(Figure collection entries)
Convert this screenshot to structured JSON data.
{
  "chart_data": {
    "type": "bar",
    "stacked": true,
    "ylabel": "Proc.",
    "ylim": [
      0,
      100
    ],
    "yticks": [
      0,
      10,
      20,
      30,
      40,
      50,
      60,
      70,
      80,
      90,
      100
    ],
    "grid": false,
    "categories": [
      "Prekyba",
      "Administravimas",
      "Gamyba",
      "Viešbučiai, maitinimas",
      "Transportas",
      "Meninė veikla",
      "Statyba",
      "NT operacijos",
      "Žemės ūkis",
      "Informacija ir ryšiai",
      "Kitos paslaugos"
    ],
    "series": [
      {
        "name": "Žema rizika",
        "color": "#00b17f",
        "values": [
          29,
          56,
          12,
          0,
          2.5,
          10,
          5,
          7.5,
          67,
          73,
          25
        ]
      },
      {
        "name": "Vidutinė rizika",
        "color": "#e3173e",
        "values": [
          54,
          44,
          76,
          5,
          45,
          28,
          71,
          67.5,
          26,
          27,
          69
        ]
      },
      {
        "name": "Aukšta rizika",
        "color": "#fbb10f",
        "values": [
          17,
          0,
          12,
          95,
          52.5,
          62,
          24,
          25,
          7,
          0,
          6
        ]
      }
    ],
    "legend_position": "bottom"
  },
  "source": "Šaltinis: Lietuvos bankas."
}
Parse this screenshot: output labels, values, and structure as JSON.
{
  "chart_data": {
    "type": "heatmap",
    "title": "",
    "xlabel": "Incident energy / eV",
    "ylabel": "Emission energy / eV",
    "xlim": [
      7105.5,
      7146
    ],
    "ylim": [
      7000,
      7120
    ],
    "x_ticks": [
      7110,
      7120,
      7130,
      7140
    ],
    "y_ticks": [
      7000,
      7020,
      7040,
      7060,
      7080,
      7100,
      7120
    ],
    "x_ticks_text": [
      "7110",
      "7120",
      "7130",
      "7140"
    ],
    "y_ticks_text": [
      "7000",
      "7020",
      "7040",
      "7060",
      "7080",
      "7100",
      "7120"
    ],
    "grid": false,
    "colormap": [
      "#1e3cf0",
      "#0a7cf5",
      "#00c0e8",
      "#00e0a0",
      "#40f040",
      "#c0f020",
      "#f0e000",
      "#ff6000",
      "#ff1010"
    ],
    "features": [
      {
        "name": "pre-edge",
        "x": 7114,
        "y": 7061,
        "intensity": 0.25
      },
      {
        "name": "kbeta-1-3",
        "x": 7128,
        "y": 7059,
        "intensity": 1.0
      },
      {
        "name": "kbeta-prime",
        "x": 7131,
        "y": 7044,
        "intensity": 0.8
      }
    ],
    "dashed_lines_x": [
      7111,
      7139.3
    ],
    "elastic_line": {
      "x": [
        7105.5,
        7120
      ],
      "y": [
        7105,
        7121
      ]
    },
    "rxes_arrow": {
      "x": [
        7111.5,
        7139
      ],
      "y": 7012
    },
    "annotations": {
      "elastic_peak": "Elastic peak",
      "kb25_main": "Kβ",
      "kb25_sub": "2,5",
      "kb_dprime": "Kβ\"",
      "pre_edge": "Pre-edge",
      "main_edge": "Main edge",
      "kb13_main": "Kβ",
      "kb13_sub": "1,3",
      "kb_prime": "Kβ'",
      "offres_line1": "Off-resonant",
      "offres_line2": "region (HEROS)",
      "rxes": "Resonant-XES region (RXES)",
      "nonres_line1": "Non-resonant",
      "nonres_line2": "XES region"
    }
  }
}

WHAT IS NEEDED |
List all lines from the entries that include the word "energy".

WORKED SOLUTION |
    "xlabel": "Incident energy / eV",
    "ylabel": "Emission energy / eV",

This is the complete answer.